Filter the records below for the word "TodoListApp". Copy each line that holds it.

Data entries:
- - - -

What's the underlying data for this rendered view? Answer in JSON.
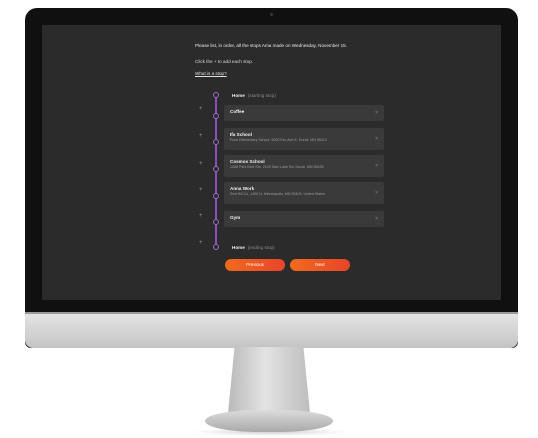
{
  "question": {
    "prompt": "Please list, in order, all the stops Ama made on Wednesday, November 15.",
    "hint": "Click the + to add each stop.",
    "help_link": "What is a stop?"
  },
  "timeline": {
    "start": {
      "label": "Home",
      "sublabel": "(starting stop)"
    },
    "end": {
      "label": "Home",
      "sublabel": "(ending stop)"
    },
    "stops": [
      {
        "name": "Coffee",
        "address": ""
      },
      {
        "name": "Ifa School",
        "address": "Fiore Elementary School, 5000 Elm Ave E, Dundi, MN 55412"
      },
      {
        "name": "Cosmos School",
        "address": "1488 Park Blvd Ste, 2100 Sam Lake Rd, Dundi, MN 55426"
      },
      {
        "name": "Anna Work",
        "address": "Red Hill Co, 1400 N, Minneapolis, MN 55405, United States"
      },
      {
        "name": "Gym",
        "address": ""
      }
    ],
    "add_symbol": "+",
    "remove_symbol": "×"
  },
  "buttons": {
    "previous": "Previous",
    "next": "Next"
  },
  "colors": {
    "accent_orange": "#f06a1c",
    "timeline_purple": "#8a4fb8",
    "screen_bg": "#2b2b2b"
  }
}
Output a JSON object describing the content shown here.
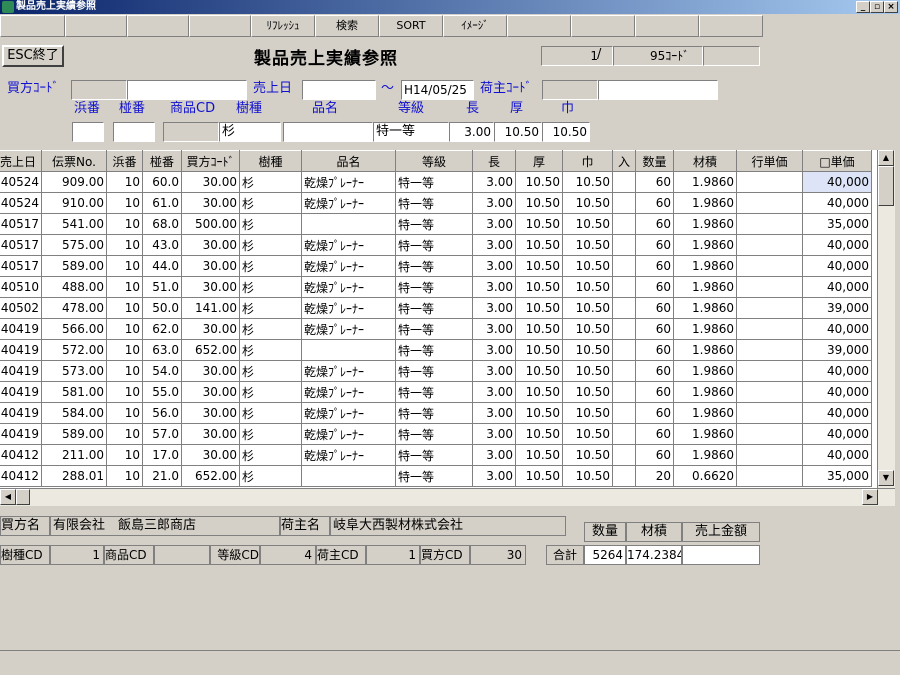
{
  "window": {
    "title": "製品売上実績参照"
  },
  "toolbar": {
    "refresh": "ﾘﾌﾚｯｼｭ",
    "search": "検索",
    "sort": "SORT",
    "image": "ｲﾒｰｼﾞ"
  },
  "header": {
    "esc_button": "ESC終了",
    "title": "製品売上実績参照",
    "record_current": "1",
    "record_total": "95",
    "record_unit": "ｺｰﾄﾞ"
  },
  "filters": {
    "buyer_code_label": "買方ｺｰﾄﾞ",
    "sale_date_label": "売上日",
    "tilde": "～",
    "date_to": "H14/05/25",
    "shipper_code_label": "荷主ｺｰﾄﾞ",
    "labels2": {
      "hama": "浜番",
      "hai": "椪番",
      "product_cd": "商品CD",
      "species": "樹種",
      "name": "品名",
      "grade": "等級",
      "length": "長",
      "thickness": "厚",
      "width": "巾"
    },
    "species_value": "杉",
    "grade_value": "特一等",
    "length_value": "3.00",
    "thickness_value": "10.50",
    "width_value": "10.50"
  },
  "grid": {
    "columns": [
      "売上日",
      "伝票No.",
      "浜番",
      "椪番",
      "買方ｺｰﾄﾞ",
      "樹種",
      "品名",
      "等級",
      "長",
      "厚",
      "巾",
      "入",
      "数量",
      "材積",
      "行単価",
      "□単価"
    ],
    "rows": [
      [
        "40524",
        "909.00",
        "10",
        "60.0",
        "30.00",
        "杉",
        "乾燥ﾌﾟﾚｰﾅｰ",
        "特一等",
        "3.00",
        "10.50",
        "10.50",
        "",
        "60",
        "1.9860",
        "",
        "40,000"
      ],
      [
        "40524",
        "910.00",
        "10",
        "61.0",
        "30.00",
        "杉",
        "乾燥ﾌﾟﾚｰﾅｰ",
        "特一等",
        "3.00",
        "10.50",
        "10.50",
        "",
        "60",
        "1.9860",
        "",
        "40,000"
      ],
      [
        "40517",
        "541.00",
        "10",
        "68.0",
        "500.00",
        "杉",
        "",
        "特一等",
        "3.00",
        "10.50",
        "10.50",
        "",
        "60",
        "1.9860",
        "",
        "35,000"
      ],
      [
        "40517",
        "575.00",
        "10",
        "43.0",
        "30.00",
        "杉",
        "乾燥ﾌﾟﾚｰﾅｰ",
        "特一等",
        "3.00",
        "10.50",
        "10.50",
        "",
        "60",
        "1.9860",
        "",
        "40,000"
      ],
      [
        "40517",
        "589.00",
        "10",
        "44.0",
        "30.00",
        "杉",
        "乾燥ﾌﾟﾚｰﾅｰ",
        "特一等",
        "3.00",
        "10.50",
        "10.50",
        "",
        "60",
        "1.9860",
        "",
        "40,000"
      ],
      [
        "40510",
        "488.00",
        "10",
        "51.0",
        "30.00",
        "杉",
        "乾燥ﾌﾟﾚｰﾅｰ",
        "特一等",
        "3.00",
        "10.50",
        "10.50",
        "",
        "60",
        "1.9860",
        "",
        "40,000"
      ],
      [
        "40502",
        "478.00",
        "10",
        "50.0",
        "141.00",
        "杉",
        "乾燥ﾌﾟﾚｰﾅｰ",
        "特一等",
        "3.00",
        "10.50",
        "10.50",
        "",
        "60",
        "1.9860",
        "",
        "39,000"
      ],
      [
        "40419",
        "566.00",
        "10",
        "62.0",
        "30.00",
        "杉",
        "乾燥ﾌﾟﾚｰﾅｰ",
        "特一等",
        "3.00",
        "10.50",
        "10.50",
        "",
        "60",
        "1.9860",
        "",
        "40,000"
      ],
      [
        "40419",
        "572.00",
        "10",
        "63.0",
        "652.00",
        "杉",
        "",
        "特一等",
        "3.00",
        "10.50",
        "10.50",
        "",
        "60",
        "1.9860",
        "",
        "39,000"
      ],
      [
        "40419",
        "573.00",
        "10",
        "54.0",
        "30.00",
        "杉",
        "乾燥ﾌﾟﾚｰﾅｰ",
        "特一等",
        "3.00",
        "10.50",
        "10.50",
        "",
        "60",
        "1.9860",
        "",
        "40,000"
      ],
      [
        "40419",
        "581.00",
        "10",
        "55.0",
        "30.00",
        "杉",
        "乾燥ﾌﾟﾚｰﾅｰ",
        "特一等",
        "3.00",
        "10.50",
        "10.50",
        "",
        "60",
        "1.9860",
        "",
        "40,000"
      ],
      [
        "40419",
        "584.00",
        "10",
        "56.0",
        "30.00",
        "杉",
        "乾燥ﾌﾟﾚｰﾅｰ",
        "特一等",
        "3.00",
        "10.50",
        "10.50",
        "",
        "60",
        "1.9860",
        "",
        "40,000"
      ],
      [
        "40419",
        "589.00",
        "10",
        "57.0",
        "30.00",
        "杉",
        "乾燥ﾌﾟﾚｰﾅｰ",
        "特一等",
        "3.00",
        "10.50",
        "10.50",
        "",
        "60",
        "1.9860",
        "",
        "40,000"
      ],
      [
        "40412",
        "211.00",
        "10",
        "17.0",
        "30.00",
        "杉",
        "乾燥ﾌﾟﾚｰﾅｰ",
        "特一等",
        "3.00",
        "10.50",
        "10.50",
        "",
        "60",
        "1.9860",
        "",
        "40,000"
      ],
      [
        "40412",
        "288.01",
        "10",
        "21.0",
        "652.00",
        "杉",
        "",
        "特一等",
        "3.00",
        "10.50",
        "10.50",
        "",
        "20",
        "0.6620",
        "",
        "35,000"
      ]
    ]
  },
  "footer": {
    "buyer_name_label": "買方名",
    "buyer_name": "有限会社　飯島三郎商店",
    "shipper_name_label": "荷主名",
    "shipper_name": "岐阜大西製材株式会社",
    "species_cd_label": "樹種CD",
    "species_cd": "1",
    "product_cd_label": "商品CD",
    "product_cd": "",
    "grade_cd_label": "等級CD",
    "grade_cd": "4",
    "shipper_cd_label": "荷主CD",
    "shipper_cd": "1",
    "buyer_cd_label": "買方CD",
    "buyer_cd": "30",
    "total_label": "合計",
    "qty_label": "数量",
    "volume_label": "材積",
    "sales_label": "売上金額",
    "qty_total": "5264",
    "volume_total": "174.2384",
    "sales_total": ""
  }
}
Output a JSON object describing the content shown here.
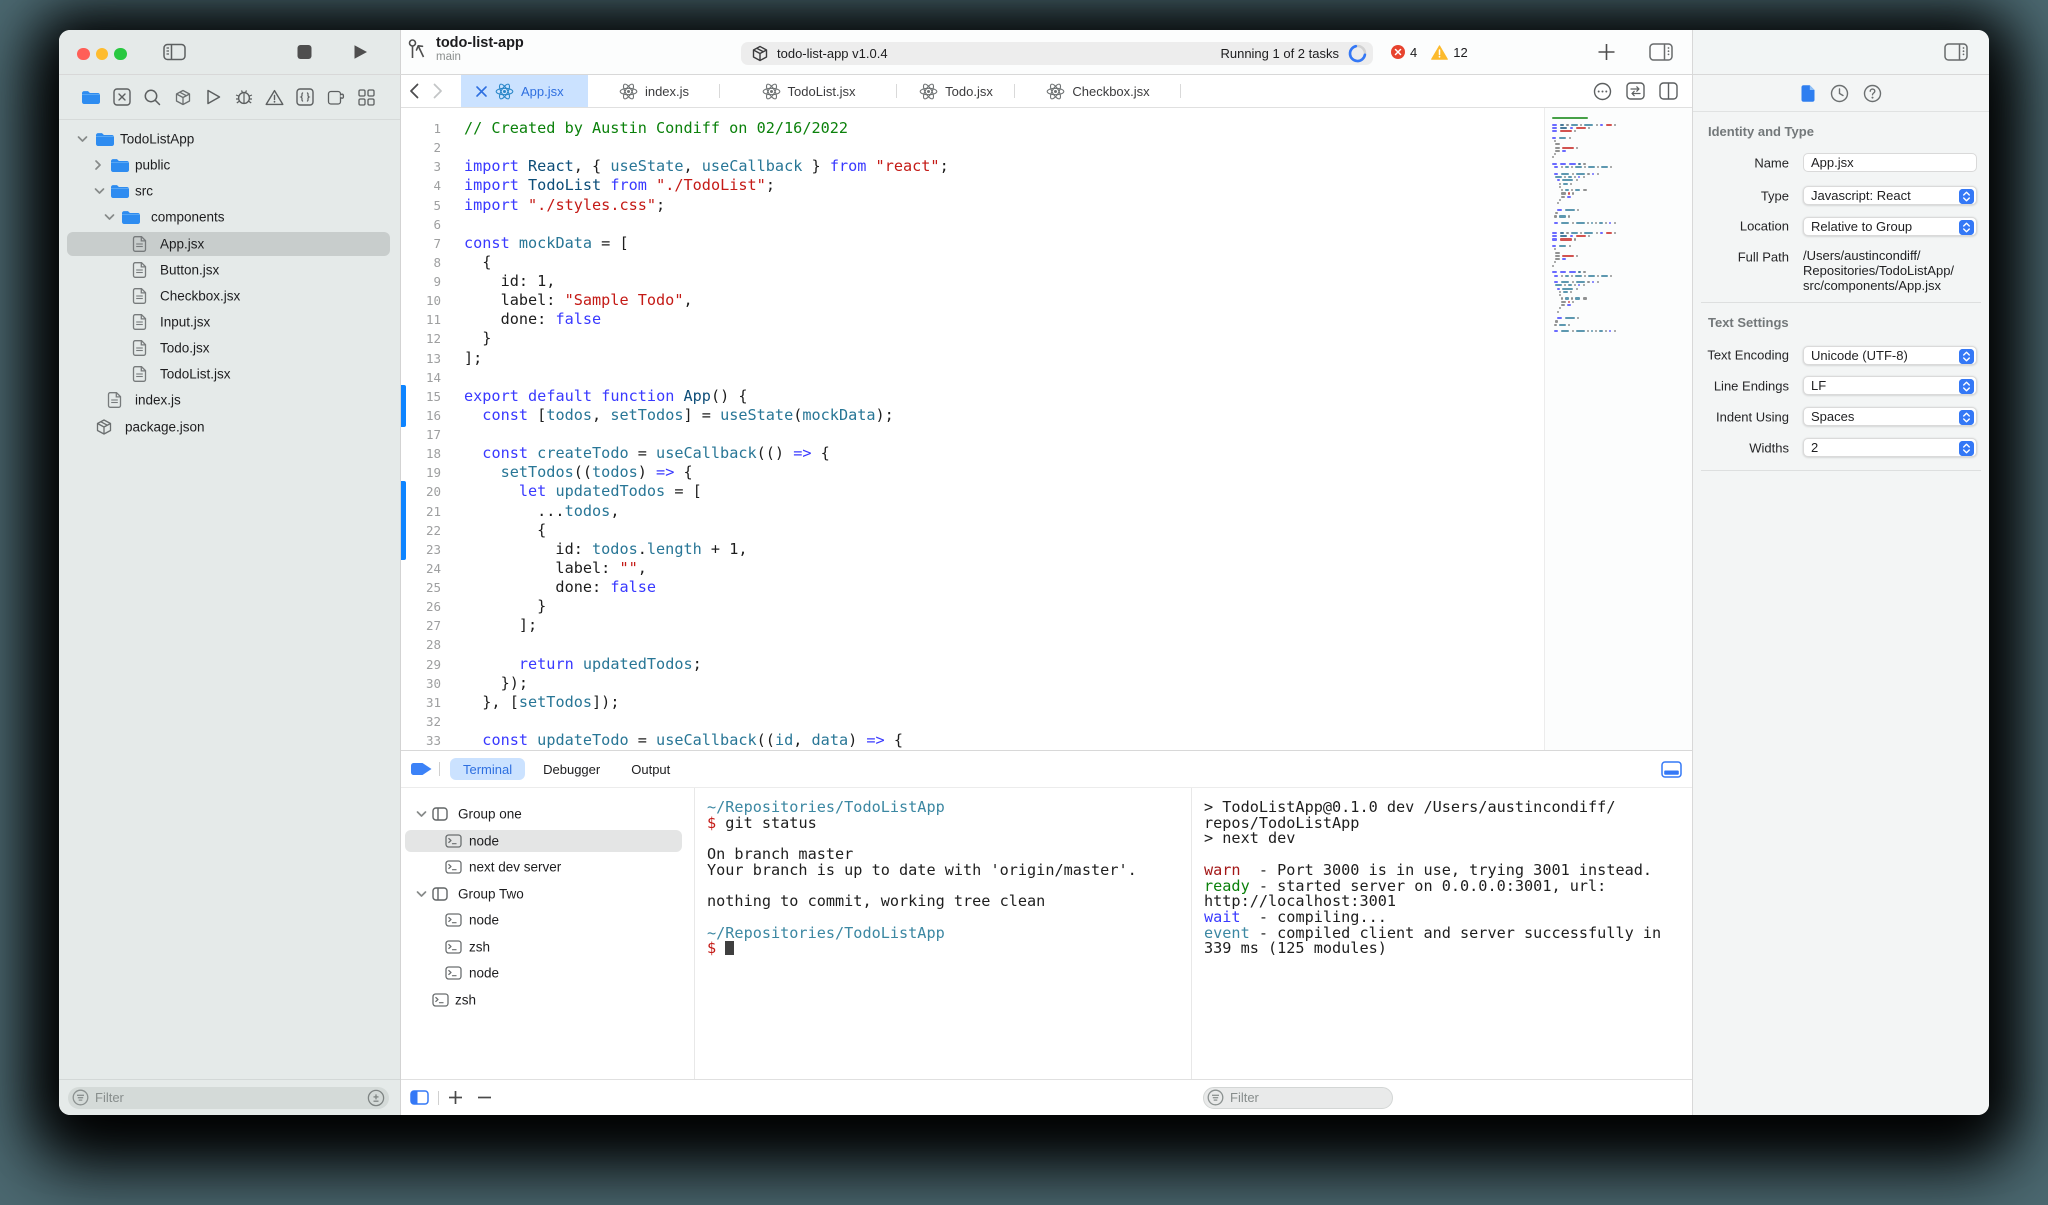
{
  "colors": {
    "accent": "#3478f6",
    "active_tab_bg": "#cbe2ff",
    "change_bar": "#0e84ff",
    "code": {
      "keyword": "#3939ff",
      "type": "#0c4d78",
      "identifier": "#287696",
      "string": "#c41a16",
      "comment": "#0b810b",
      "plain": "#1d1d1d"
    },
    "terminal": {
      "path": "#3b87a2",
      "dollar": "#c41a16",
      "warn": "#a31616",
      "ready": "#0b810b",
      "wait": "#3939ff",
      "event": "#3b87a2"
    }
  },
  "titlebar": {
    "project_name": "todo-list-app",
    "branch": "main",
    "window_controls": [
      "close",
      "minimize",
      "zoom"
    ],
    "left_icons": [
      "sidebar-toggle",
      "stop",
      "run"
    ],
    "status_pill": {
      "app_icon": "package-icon",
      "app_label": "todo-list-app v1.0.4",
      "task_status": "Running 1 of 2 tasks",
      "spinner": "progress-spinner"
    },
    "error_count": "4",
    "warning_count": "12",
    "right_icons": [
      "add",
      "panel-right-toggle"
    ],
    "inspector_icon": "panel-right-toggle"
  },
  "navigator": {
    "toolbar_icons": [
      "project-navigator",
      "xmark-square",
      "search",
      "package",
      "play-outline",
      "bug",
      "warning-triangle",
      "braces-square",
      "extension",
      "grid"
    ],
    "tree": [
      {
        "label": "TodoListApp",
        "icon": "folder",
        "chevron": "down"
      },
      {
        "label": "public",
        "icon": "folder",
        "chevron": "right"
      },
      {
        "label": "src",
        "icon": "folder",
        "chevron": "down"
      },
      {
        "label": "components",
        "icon": "folder",
        "chevron": "down"
      },
      {
        "label": "App.jsx",
        "icon": "file",
        "selected": true
      },
      {
        "label": "Button.jsx",
        "icon": "file"
      },
      {
        "label": "Checkbox.jsx",
        "icon": "file"
      },
      {
        "label": "Input.jsx",
        "icon": "file"
      },
      {
        "label": "Todo.jsx",
        "icon": "file"
      },
      {
        "label": "TodoList.jsx",
        "icon": "file"
      },
      {
        "label": "index.js",
        "icon": "file"
      },
      {
        "label": "package.json",
        "icon": "package"
      }
    ],
    "filter": {
      "placeholder": "Filter",
      "left_icon": "filter-icon",
      "right_icon": "add-filter-icon"
    }
  },
  "tabs": [
    {
      "label": "App.jsx",
      "icon": "react",
      "active": true,
      "closable": true
    },
    {
      "label": "index.js",
      "icon": "react"
    },
    {
      "label": "TodoList.jsx",
      "icon": "react"
    },
    {
      "label": "Todo.jsx",
      "icon": "react"
    },
    {
      "label": "Checkbox.jsx",
      "icon": "react"
    }
  ],
  "tabbar_right_icons": [
    "ellipsis-circle",
    "swap",
    "split-editor"
  ],
  "editor": {
    "language": "jsx",
    "change_bars": [
      {
        "from_line": 15,
        "to_line": 16
      },
      {
        "from_line": 20,
        "to_line": 23
      }
    ],
    "lines": [
      [
        [
          "c",
          "// Created by Austin Condiff on 02/16/2022"
        ]
      ],
      [],
      [
        [
          "k",
          "import"
        ],
        [
          "p",
          " "
        ],
        [
          "t",
          "React"
        ],
        [
          "p",
          ", { "
        ],
        [
          "f",
          "useState"
        ],
        [
          "p",
          ", "
        ],
        [
          "f",
          "useCallback"
        ],
        [
          "p",
          " } "
        ],
        [
          "k",
          "from"
        ],
        [
          "p",
          " "
        ],
        [
          "s",
          "\"react\""
        ],
        [
          "p",
          ";"
        ]
      ],
      [
        [
          "k",
          "import"
        ],
        [
          "p",
          " "
        ],
        [
          "t",
          "TodoList"
        ],
        [
          "p",
          " "
        ],
        [
          "k",
          "from"
        ],
        [
          "p",
          " "
        ],
        [
          "s",
          "\"./TodoList\""
        ],
        [
          "p",
          ";"
        ]
      ],
      [
        [
          "k",
          "import"
        ],
        [
          "p",
          " "
        ],
        [
          "s",
          "\"./styles.css\""
        ],
        [
          "p",
          ";"
        ]
      ],
      [],
      [
        [
          "k",
          "const"
        ],
        [
          "p",
          " "
        ],
        [
          "f",
          "mockData"
        ],
        [
          "p",
          " = ["
        ]
      ],
      [
        [
          "p",
          "  {"
        ]
      ],
      [
        [
          "p",
          "    id: 1,"
        ]
      ],
      [
        [
          "p",
          "    label: "
        ],
        [
          "s",
          "\"Sample Todo\""
        ],
        [
          "p",
          ","
        ]
      ],
      [
        [
          "p",
          "    done: "
        ],
        [
          "k",
          "false"
        ]
      ],
      [
        [
          "p",
          "  }"
        ]
      ],
      [
        [
          "p",
          "];"
        ]
      ],
      [],
      [
        [
          "k",
          "export"
        ],
        [
          "p",
          " "
        ],
        [
          "k",
          "default"
        ],
        [
          "p",
          " "
        ],
        [
          "k",
          "function"
        ],
        [
          "p",
          " "
        ],
        [
          "t",
          "App"
        ],
        [
          "p",
          "() {"
        ]
      ],
      [
        [
          "p",
          "  "
        ],
        [
          "k",
          "const"
        ],
        [
          "p",
          " ["
        ],
        [
          "f",
          "todos"
        ],
        [
          "p",
          ", "
        ],
        [
          "f",
          "setTodos"
        ],
        [
          "p",
          "] = "
        ],
        [
          "f",
          "useState"
        ],
        [
          "p",
          "("
        ],
        [
          "f",
          "mockData"
        ],
        [
          "p",
          ");"
        ]
      ],
      [],
      [
        [
          "p",
          "  "
        ],
        [
          "k",
          "const"
        ],
        [
          "p",
          " "
        ],
        [
          "f",
          "createTodo"
        ],
        [
          "p",
          " = "
        ],
        [
          "f",
          "useCallback"
        ],
        [
          "p",
          "(() "
        ],
        [
          "k",
          "=>"
        ],
        [
          "p",
          " {"
        ]
      ],
      [
        [
          "p",
          "    "
        ],
        [
          "f",
          "setTodos"
        ],
        [
          "p",
          "(("
        ],
        [
          "f",
          "todos"
        ],
        [
          "p",
          ") "
        ],
        [
          "k",
          "=>"
        ],
        [
          "p",
          " {"
        ]
      ],
      [
        [
          "p",
          "      "
        ],
        [
          "k",
          "let"
        ],
        [
          "p",
          " "
        ],
        [
          "f",
          "updatedTodos"
        ],
        [
          "p",
          " = ["
        ]
      ],
      [
        [
          "p",
          "        ..."
        ],
        [
          "f",
          "todos"
        ],
        [
          "p",
          ","
        ]
      ],
      [
        [
          "p",
          "        {"
        ]
      ],
      [
        [
          "p",
          "          id: "
        ],
        [
          "f",
          "todos"
        ],
        [
          "p",
          "."
        ],
        [
          "f",
          "length"
        ],
        [
          "p",
          " + 1,"
        ]
      ],
      [
        [
          "p",
          "          label: "
        ],
        [
          "s",
          "\"\""
        ],
        [
          "p",
          ","
        ]
      ],
      [
        [
          "p",
          "          done: "
        ],
        [
          "k",
          "false"
        ]
      ],
      [
        [
          "p",
          "        }"
        ]
      ],
      [
        [
          "p",
          "      ];"
        ]
      ],
      [],
      [
        [
          "p",
          "      "
        ],
        [
          "k",
          "return"
        ],
        [
          "p",
          " "
        ],
        [
          "f",
          "updatedTodos"
        ],
        [
          "p",
          ";"
        ]
      ],
      [
        [
          "p",
          "    });"
        ]
      ],
      [
        [
          "p",
          "  }, ["
        ],
        [
          "f",
          "setTodos"
        ],
        [
          "p",
          "]);"
        ]
      ],
      [],
      [
        [
          "p",
          "  "
        ],
        [
          "k",
          "const"
        ],
        [
          "p",
          " "
        ],
        [
          "f",
          "updateTodo"
        ],
        [
          "p",
          " = "
        ],
        [
          "f",
          "useCallback"
        ],
        [
          "p",
          "(("
        ],
        [
          "f",
          "id"
        ],
        [
          "p",
          ", "
        ],
        [
          "f",
          "data"
        ],
        [
          "p",
          ") "
        ],
        [
          "k",
          "=>"
        ],
        [
          "p",
          " {"
        ]
      ]
    ]
  },
  "bottom_panel": {
    "tabs": [
      {
        "label": "Terminal",
        "active": true
      },
      {
        "label": "Debugger"
      },
      {
        "label": "Output"
      }
    ],
    "leading_icon": "tag-blue",
    "collapse_icon": "collapse-bottom",
    "groups": [
      {
        "label": "Group one",
        "kind": "group"
      },
      {
        "label": "node",
        "kind": "item",
        "selected": true
      },
      {
        "label": "next dev server",
        "kind": "item"
      },
      {
        "label": "Group Two",
        "kind": "group"
      },
      {
        "label": "node",
        "kind": "item"
      },
      {
        "label": "zsh",
        "kind": "item"
      },
      {
        "label": "node",
        "kind": "item"
      },
      {
        "label": "zsh",
        "kind": "loose"
      }
    ],
    "terminal1": [
      [
        [
          "path",
          "~/Repositories/TodoListApp"
        ]
      ],
      [
        [
          "dollar",
          "$ "
        ],
        [
          "p",
          "git status"
        ]
      ],
      [],
      [
        [
          "p",
          "On branch master"
        ]
      ],
      [
        [
          "p",
          "Your branch is up to date with 'origin/master'."
        ]
      ],
      [],
      [
        [
          "p",
          "nothing to commit, working tree clean"
        ]
      ],
      [],
      [
        [
          "path",
          "~/Repositories/TodoListApp"
        ]
      ],
      [
        [
          "dollar",
          "$ "
        ],
        [
          "cursor",
          ""
        ]
      ]
    ],
    "terminal2": [
      [
        [
          "p",
          "> TodoListApp@0.1.0 dev /Users/austincondiff/"
        ]
      ],
      [
        [
          "p",
          "repos/TodoListApp"
        ]
      ],
      [
        [
          "p",
          "> next dev"
        ]
      ],
      [],
      [
        [
          "warn",
          "warn"
        ],
        [
          "p",
          "  - Port 3000 is in use, trying 3001 instead."
        ]
      ],
      [
        [
          "ready",
          "ready"
        ],
        [
          "p",
          " - started server on 0.0.0.0:3001, url:"
        ]
      ],
      [
        [
          "p",
          "http://localhost:3001"
        ]
      ],
      [
        [
          "wait",
          "wait"
        ],
        [
          "p",
          "  - compiling..."
        ]
      ],
      [
        [
          "event",
          "event"
        ],
        [
          "p",
          " - compiled client and server successfully in"
        ]
      ],
      [
        [
          "p",
          "339 ms (125 modules)"
        ]
      ]
    ],
    "bottom_icons": [
      "sidebar-blue",
      "plus",
      "minus"
    ],
    "filter": {
      "placeholder": "Filter",
      "left_icon": "filter-icon"
    }
  },
  "inspector": {
    "tab_icons": [
      "file-inspector",
      "history-inspector",
      "help-inspector"
    ],
    "sections": [
      {
        "header": "Identity and Type",
        "rows": [
          {
            "label": "Name",
            "kind": "input",
            "value": "App.jsx"
          },
          {
            "label": "Type",
            "kind": "popup",
            "value": "Javascript: React"
          },
          {
            "label": "Location",
            "kind": "popup",
            "value": "Relative to Group"
          },
          {
            "label": "Full Path",
            "kind": "text",
            "value": "/Users/austincondiff/\nRepositories/TodoListApp/\nsrc/components/App.jsx"
          }
        ]
      },
      {
        "header": "Text Settings",
        "rows": [
          {
            "label": "Text Encoding",
            "kind": "popup",
            "value": "Unicode (UTF-8)"
          },
          {
            "label": "Line Endings",
            "kind": "popup",
            "value": "LF"
          },
          {
            "label": "Indent Using",
            "kind": "popup",
            "value": "Spaces"
          },
          {
            "label": "Widths",
            "kind": "popup",
            "value": "2"
          }
        ]
      }
    ]
  }
}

- - - -

Exercise response
        "label": "TodoListApp",
          "~/Repositories/TodoListApp"
          "~/Repositories/TodoListApp"
          "> TodoListApp@0.1.0 dev /Users/austincondiff/"
          "repos/TodoListApp"
            "value": "/Users/austincondiff/\nRepositories/TodoListApp/\nsrc/components/App.jsx"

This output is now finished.